Pictures do not belong in the copy; quote every entry below exactly.
════
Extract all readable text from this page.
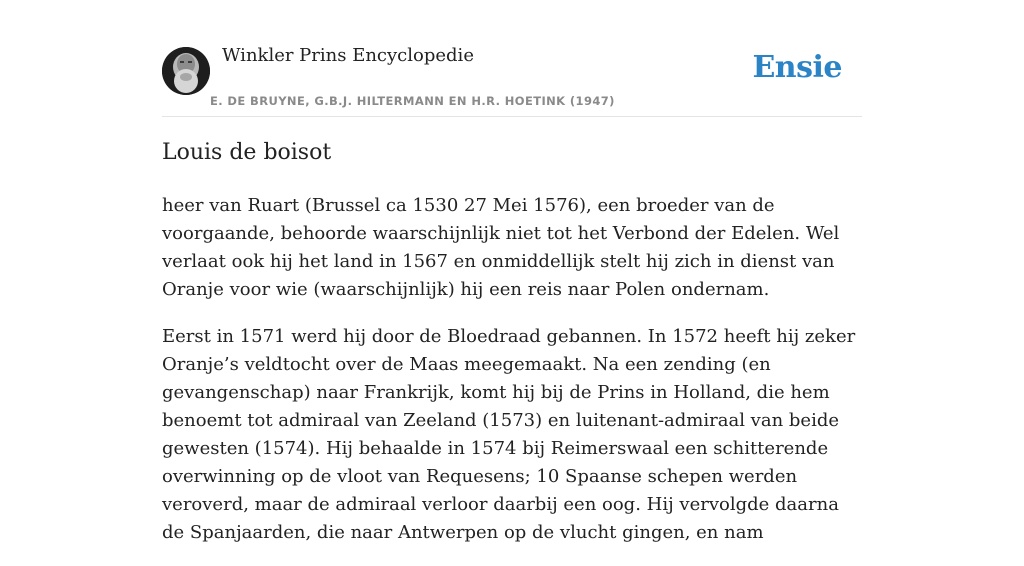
Winkler Prins Encyclopedie
E. DE BRUYNE, G.B.J. HILTERMANN EN H.R. HOETINK (1947)
Ensie
Louis de boisot

heer van Ruart (Brussel ca 1530 27 Mei 1576), een broeder van de voorgaande, behoorde waarschijnlijk niet tot het Verbond der Edelen. Wel verlaat ook hij het land in 1567 en onmiddellijk stelt hij zich in dienst van Oranje voor wie (waarschijnlijk) hij een reis naar Polen ondernam.

Eerst in 1571 werd hij door de Bloedraad gebannen. In 1572 heeft hij zeker Oranje’s veldtocht over de Maas meegemaakt. Na een zending (en gevangenschap) naar Frankrijk, komt hij bij de Prins in Holland, die hem benoemt tot admiraal van Zeeland (1573) en luitenant-admiraal van beide gewesten (1574). Hij behaalde in 1574 bij Reimerswaal een schitterende overwinning op de vloot van Requesens; 10 Spaanse schepen werden veroverd, maar de admiraal verloor daarbij een oog. Hij vervolgde daarna de Spanjaarden, die naar Antwerpen op de vlucht gingen, en nam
════
* Task output
Extract all readable text from this page.
Winkler Prins Encyclopedie
E. DE BRUYNE, G.B.J. HILTERMANN EN H.R. HOETINK (1947)
Ensie
Louis de boisot

heer van Ruart (Brussel ca 1530 27 Mei 1576), een broeder van de voorgaande, behoorde waarschijnlijk niet tot het Verbond der Edelen. Wel verlaat ook hij het land in 1567 en onmiddellijk stelt hij zich in dienst van Oranje voor wie (waarschijnlijk) hij een reis naar Polen ondernam.

Eerst in 1571 werd hij door de Bloedraad gebannen. In 1572 heeft hij zeker Oranje’s veldtocht over de Maas meegemaakt. Na een zending (en gevangenschap) naar Frankrijk, komt hij bij de Prins in Holland, die hem benoemt tot admiraal van Zeeland (1573) en luitenant-admiraal van beide gewesten (1574). Hij behaalde in 1574 bij Reimerswaal een schitterende overwinning op de vloot van Requesens; 10 Spaanse schepen werden veroverd, maar de admiraal verloor daarbij een oog. Hij vervolgde daarna de Spanjaarden, die naar Antwerpen op de vlucht gingen, en nam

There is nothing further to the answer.